** GOAL OF THE EXERCISE **
Only the pictures are to be left out; set down the rest of the records exactly.

** INPUT ROWS **
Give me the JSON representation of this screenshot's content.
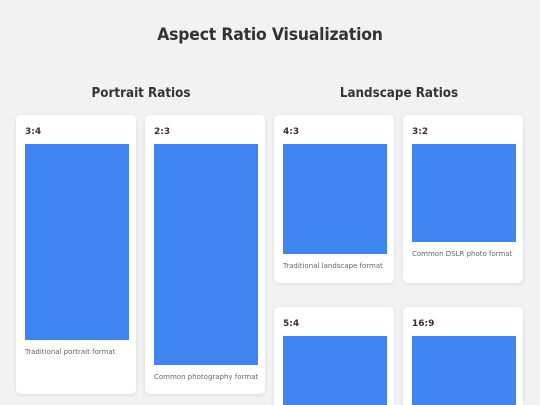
{
  "page": {
    "title": "Aspect Ratio Visualization"
  },
  "sections": {
    "portrait": {
      "heading": "Portrait Ratios",
      "cards": [
        {
          "ratio": "3:4",
          "description": "Traditional portrait format"
        },
        {
          "ratio": "2:3",
          "description": "Common photography format"
        }
      ]
    },
    "landscape": {
      "heading": "Landscape Ratios",
      "cards": [
        {
          "ratio": "4:3",
          "description": "Traditional landscape format"
        },
        {
          "ratio": "3:2",
          "description": "Common DSLR photo format"
        },
        {
          "ratio": "5:4",
          "description": ""
        },
        {
          "ratio": "16:9",
          "description": ""
        }
      ]
    }
  },
  "colors": {
    "background": "#f2f2f2",
    "card": "#ffffff",
    "ratio_box": "#3f85f0",
    "text": "#333333",
    "muted_text": "#666666"
  }
}
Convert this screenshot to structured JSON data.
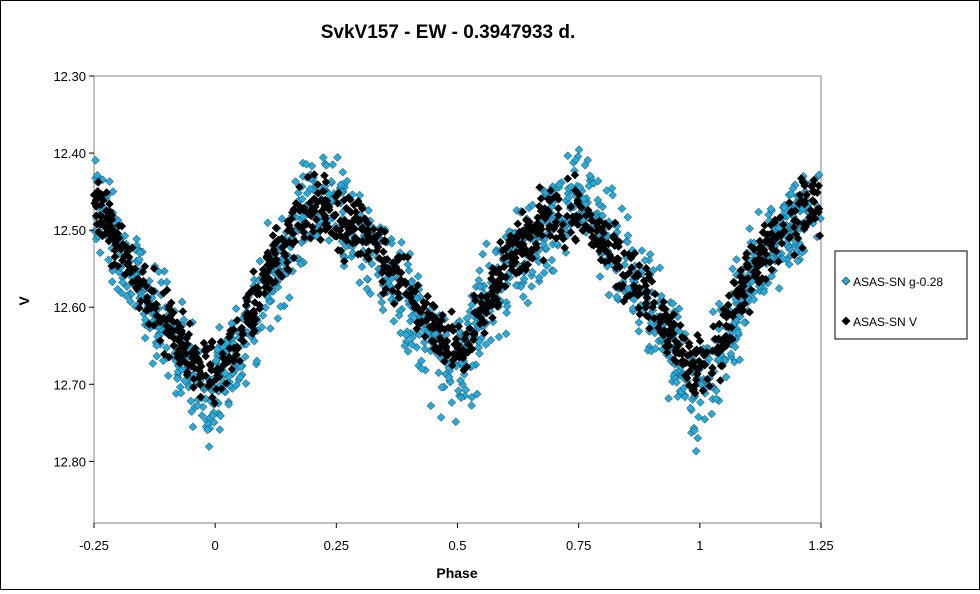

** RESPONSE TO THE EXERCISE **
Give me the JSON representation of this screenshot's content.
{
  "page": {
    "title": "Aspect Ratio Visualization"
  },
  "sections": {
    "portrait": {
      "heading": "Portrait Ratios",
      "cards": [
        {
          "ratio": "3:4",
          "description": "Traditional portrait format"
        },
        {
          "ratio": "2:3",
          "description": "Common photography format"
        }
      ]
    },
    "landscape": {
      "heading": "Landscape Ratios",
      "cards": [
        {
          "ratio": "4:3",
          "description": "Traditional landscape format"
        },
        {
          "ratio": "3:2",
          "description": "Common DSLR photo format"
        },
        {
          "ratio": "5:4",
          "description": ""
        },
        {
          "ratio": "16:9",
          "description": ""
        }
      ]
    }
  },
  "colors": {
    "background": "#f2f2f2",
    "card": "#ffffff",
    "ratio_box": "#3f85f0",
    "text": "#333333",
    "muted_text": "#666666"
  }
}
Convert this screenshot to structured JSON data.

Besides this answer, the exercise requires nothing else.